**TASK STATEMENT:** Collect every line below that contains the word "this".

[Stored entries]
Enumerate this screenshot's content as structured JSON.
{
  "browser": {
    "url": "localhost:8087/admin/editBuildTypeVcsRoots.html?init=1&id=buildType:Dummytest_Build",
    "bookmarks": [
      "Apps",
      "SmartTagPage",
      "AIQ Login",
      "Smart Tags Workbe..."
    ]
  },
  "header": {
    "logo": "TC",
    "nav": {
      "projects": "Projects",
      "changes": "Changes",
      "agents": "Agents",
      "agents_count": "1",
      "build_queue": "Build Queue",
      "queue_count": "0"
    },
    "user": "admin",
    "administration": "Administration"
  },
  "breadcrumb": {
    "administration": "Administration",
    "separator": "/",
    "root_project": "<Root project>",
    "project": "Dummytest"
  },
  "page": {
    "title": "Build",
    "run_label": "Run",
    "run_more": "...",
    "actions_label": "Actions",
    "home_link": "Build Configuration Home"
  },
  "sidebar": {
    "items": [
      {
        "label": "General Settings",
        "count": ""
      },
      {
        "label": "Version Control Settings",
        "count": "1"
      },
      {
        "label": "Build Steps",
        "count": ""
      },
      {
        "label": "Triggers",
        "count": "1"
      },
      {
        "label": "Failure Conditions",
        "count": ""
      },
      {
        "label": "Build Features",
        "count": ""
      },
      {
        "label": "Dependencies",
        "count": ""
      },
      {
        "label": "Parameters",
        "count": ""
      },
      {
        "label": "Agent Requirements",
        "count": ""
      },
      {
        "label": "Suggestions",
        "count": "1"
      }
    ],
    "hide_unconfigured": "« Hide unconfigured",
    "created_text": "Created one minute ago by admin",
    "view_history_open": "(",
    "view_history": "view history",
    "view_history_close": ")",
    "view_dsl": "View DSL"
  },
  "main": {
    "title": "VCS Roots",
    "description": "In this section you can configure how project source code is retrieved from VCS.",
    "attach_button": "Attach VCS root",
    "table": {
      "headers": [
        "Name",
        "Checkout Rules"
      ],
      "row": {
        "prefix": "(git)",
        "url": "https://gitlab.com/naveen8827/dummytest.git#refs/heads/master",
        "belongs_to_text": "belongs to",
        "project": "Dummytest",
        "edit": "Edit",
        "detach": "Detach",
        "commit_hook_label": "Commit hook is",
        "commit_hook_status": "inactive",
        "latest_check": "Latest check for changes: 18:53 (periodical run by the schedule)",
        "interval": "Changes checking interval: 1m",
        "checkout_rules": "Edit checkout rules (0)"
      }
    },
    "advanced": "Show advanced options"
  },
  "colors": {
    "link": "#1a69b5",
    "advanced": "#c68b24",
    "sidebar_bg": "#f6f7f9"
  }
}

**THE ANSWER:**
Enumerate this screenshot's content as structured JSON.
    "description": "In this section you can configure how project source code is retrieved from VCS.",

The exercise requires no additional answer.